--- Requirements ---
Find "What does this" in the records that follow; print that line and each subsequent line through the last one, verbatim and with nothing added.

--- Given entries ---
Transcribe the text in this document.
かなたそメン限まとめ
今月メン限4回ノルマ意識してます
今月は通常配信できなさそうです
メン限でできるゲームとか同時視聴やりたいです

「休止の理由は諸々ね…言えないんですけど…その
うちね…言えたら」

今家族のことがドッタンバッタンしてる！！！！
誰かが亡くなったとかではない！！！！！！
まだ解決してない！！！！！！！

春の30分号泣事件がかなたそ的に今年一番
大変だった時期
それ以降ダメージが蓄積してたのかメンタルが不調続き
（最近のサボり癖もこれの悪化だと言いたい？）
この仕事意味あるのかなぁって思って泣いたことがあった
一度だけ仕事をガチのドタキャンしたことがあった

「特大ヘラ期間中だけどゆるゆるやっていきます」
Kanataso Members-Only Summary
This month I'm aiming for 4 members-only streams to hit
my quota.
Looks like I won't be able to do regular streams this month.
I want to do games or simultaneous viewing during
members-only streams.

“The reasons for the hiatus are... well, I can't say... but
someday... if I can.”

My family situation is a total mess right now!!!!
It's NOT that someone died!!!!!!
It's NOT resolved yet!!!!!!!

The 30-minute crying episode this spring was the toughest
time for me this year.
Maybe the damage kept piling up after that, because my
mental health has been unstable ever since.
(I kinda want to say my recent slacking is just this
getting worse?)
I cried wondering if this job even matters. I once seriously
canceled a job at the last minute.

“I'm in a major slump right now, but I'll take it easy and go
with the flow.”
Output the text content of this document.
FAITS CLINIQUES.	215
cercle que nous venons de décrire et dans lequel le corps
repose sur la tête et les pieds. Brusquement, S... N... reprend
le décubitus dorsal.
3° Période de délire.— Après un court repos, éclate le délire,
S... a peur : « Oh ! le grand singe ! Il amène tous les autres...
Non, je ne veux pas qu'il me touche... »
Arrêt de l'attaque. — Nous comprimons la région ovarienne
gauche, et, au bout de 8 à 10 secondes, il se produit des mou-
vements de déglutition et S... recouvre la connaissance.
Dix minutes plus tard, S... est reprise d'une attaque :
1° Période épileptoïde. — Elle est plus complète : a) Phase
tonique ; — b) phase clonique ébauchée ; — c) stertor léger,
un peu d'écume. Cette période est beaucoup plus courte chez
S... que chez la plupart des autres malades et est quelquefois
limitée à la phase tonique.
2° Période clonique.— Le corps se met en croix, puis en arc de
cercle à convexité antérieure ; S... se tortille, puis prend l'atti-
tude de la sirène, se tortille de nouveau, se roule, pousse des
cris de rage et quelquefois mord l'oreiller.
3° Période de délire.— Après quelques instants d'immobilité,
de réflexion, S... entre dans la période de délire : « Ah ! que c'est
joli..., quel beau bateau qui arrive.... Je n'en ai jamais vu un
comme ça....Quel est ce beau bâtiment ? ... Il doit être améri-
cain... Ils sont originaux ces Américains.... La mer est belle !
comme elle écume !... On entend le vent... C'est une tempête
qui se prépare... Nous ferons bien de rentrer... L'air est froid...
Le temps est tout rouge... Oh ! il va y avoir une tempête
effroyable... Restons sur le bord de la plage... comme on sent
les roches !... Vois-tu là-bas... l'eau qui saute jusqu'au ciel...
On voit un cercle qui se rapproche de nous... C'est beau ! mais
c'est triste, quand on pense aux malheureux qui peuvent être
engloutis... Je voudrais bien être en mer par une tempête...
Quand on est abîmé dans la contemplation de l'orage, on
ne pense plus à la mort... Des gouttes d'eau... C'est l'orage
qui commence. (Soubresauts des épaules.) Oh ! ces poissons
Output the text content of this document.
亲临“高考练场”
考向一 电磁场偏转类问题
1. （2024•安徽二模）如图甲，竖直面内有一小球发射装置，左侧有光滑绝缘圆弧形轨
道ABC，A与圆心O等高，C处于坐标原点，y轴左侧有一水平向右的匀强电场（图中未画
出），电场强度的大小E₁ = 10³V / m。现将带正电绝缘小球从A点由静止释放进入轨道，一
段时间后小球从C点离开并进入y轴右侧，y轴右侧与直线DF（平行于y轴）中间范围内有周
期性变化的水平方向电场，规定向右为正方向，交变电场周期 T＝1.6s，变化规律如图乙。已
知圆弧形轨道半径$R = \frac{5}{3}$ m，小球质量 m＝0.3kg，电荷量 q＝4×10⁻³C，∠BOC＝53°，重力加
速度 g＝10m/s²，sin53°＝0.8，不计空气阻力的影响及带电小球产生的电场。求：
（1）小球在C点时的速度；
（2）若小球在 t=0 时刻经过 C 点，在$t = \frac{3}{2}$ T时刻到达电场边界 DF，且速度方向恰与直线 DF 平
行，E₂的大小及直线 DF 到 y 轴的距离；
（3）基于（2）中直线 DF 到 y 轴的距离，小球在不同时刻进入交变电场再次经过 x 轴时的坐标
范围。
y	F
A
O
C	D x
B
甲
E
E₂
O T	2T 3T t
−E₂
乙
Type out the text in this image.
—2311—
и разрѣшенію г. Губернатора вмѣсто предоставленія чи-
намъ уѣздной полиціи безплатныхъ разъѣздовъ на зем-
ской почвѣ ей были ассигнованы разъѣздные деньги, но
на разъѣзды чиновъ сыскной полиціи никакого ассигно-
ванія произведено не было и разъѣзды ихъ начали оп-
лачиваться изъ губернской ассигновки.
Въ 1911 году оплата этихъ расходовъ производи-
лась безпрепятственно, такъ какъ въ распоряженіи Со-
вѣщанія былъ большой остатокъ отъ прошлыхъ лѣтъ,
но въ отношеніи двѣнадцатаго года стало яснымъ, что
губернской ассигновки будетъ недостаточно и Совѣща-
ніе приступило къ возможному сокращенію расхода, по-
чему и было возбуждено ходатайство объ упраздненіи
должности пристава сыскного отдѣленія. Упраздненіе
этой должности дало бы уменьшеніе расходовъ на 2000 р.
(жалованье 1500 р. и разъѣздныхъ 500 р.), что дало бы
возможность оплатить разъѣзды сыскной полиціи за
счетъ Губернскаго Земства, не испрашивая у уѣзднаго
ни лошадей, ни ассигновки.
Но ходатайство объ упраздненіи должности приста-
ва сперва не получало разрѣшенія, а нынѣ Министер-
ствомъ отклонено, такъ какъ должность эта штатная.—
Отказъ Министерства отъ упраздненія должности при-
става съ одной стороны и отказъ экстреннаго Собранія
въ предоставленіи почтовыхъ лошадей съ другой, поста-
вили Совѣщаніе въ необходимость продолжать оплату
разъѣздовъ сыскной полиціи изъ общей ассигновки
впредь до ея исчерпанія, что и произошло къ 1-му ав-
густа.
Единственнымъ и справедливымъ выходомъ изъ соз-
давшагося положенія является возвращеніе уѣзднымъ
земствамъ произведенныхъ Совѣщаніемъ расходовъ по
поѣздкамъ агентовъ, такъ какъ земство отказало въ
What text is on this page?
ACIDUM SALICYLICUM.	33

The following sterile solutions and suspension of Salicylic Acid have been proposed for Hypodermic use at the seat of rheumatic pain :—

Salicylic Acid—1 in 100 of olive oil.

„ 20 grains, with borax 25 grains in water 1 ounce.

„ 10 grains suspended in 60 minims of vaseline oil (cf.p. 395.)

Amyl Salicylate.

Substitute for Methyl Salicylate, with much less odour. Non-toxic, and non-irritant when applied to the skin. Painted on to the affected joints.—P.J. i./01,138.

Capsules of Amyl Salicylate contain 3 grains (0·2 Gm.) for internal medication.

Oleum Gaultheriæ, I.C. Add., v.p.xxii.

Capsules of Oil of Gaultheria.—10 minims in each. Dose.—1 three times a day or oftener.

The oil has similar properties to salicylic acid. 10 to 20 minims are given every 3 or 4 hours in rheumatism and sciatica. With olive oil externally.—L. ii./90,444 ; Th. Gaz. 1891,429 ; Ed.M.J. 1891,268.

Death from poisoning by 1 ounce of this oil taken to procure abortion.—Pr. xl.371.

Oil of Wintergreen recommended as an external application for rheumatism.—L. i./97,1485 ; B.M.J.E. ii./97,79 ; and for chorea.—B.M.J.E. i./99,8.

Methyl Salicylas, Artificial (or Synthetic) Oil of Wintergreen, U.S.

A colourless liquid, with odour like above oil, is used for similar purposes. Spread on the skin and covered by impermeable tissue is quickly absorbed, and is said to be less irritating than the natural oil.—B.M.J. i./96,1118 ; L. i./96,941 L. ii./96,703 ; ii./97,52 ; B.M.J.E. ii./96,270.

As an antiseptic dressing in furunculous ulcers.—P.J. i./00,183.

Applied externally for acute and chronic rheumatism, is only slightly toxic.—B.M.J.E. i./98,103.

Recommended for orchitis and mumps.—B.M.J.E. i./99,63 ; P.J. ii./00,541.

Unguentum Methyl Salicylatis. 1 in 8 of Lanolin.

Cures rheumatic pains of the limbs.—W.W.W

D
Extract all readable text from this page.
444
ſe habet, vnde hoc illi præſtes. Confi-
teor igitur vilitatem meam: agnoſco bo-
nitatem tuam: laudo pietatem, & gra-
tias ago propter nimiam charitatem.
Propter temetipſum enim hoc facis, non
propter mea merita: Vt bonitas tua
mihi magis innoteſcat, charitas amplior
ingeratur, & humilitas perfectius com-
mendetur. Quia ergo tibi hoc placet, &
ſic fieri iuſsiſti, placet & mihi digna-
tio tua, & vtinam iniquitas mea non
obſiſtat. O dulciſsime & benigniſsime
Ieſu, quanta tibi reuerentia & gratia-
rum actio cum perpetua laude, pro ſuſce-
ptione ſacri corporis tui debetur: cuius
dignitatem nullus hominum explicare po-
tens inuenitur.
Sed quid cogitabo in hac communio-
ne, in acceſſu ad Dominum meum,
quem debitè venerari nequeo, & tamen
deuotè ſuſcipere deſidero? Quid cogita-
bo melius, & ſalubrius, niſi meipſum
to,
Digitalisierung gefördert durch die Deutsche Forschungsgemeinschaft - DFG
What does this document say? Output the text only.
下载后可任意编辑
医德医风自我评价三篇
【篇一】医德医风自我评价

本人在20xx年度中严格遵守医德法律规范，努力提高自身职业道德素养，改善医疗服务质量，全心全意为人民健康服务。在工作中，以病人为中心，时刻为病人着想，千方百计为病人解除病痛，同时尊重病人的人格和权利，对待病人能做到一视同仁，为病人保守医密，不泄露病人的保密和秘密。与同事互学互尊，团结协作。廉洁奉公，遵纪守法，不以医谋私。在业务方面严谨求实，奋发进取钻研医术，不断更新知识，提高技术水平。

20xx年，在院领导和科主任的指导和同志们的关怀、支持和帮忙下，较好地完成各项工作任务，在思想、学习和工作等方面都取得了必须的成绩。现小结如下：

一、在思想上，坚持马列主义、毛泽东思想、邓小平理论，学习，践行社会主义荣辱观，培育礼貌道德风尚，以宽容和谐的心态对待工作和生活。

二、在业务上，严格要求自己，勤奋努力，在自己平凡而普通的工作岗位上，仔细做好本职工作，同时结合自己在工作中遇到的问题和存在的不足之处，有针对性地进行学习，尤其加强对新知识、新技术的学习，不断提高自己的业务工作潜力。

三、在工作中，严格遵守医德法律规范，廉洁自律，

--- Written reply ---
What does this document say? Output the text only.
下载后可任意编辑
医德医风自我评价三篇
【篇一】医德医风自我评价

本人在20xx年度中严格遵守医德法律规范，努力提高自身职业道德素养，改善医疗服务质量，全心全意为人民健康服务。在工作中，以病人为中心，时刻为病人着想，千方百计为病人解除病痛，同时尊重病人的人格和权利，对待病人能做到一视同仁，为病人保守医密，不泄露病人的保密和秘密。与同事互学互尊，团结协作。廉洁奉公，遵纪守法，不以医谋私。在业务方面严谨求实，奋发进取钻研医术，不断更新知识，提高技术水平。

20xx年，在院领导和科主任的指导和同志们的关怀、支持和帮忙下，较好地完成各项工作任务，在思想、学习和工作等方面都取得了必须的成绩。现小结如下：

一、在思想上，坚持马列主义、毛泽东思想、邓小平理论，学习，践行社会主义荣辱观，培育礼貌道德风尚，以宽容和谐的心态对待工作和生活。

二、在业务上，严格要求自己，勤奋努力，在自己平凡而普通的工作岗位上，仔细做好本职工作，同时结合自己在工作中遇到的问题和存在的不足之处，有针对性地进行学习，尤其加强对新知识、新技术的学习，不断提高自己的业务工作潜力。

三、在工作中，严格遵守医德法律规范，廉洁自律，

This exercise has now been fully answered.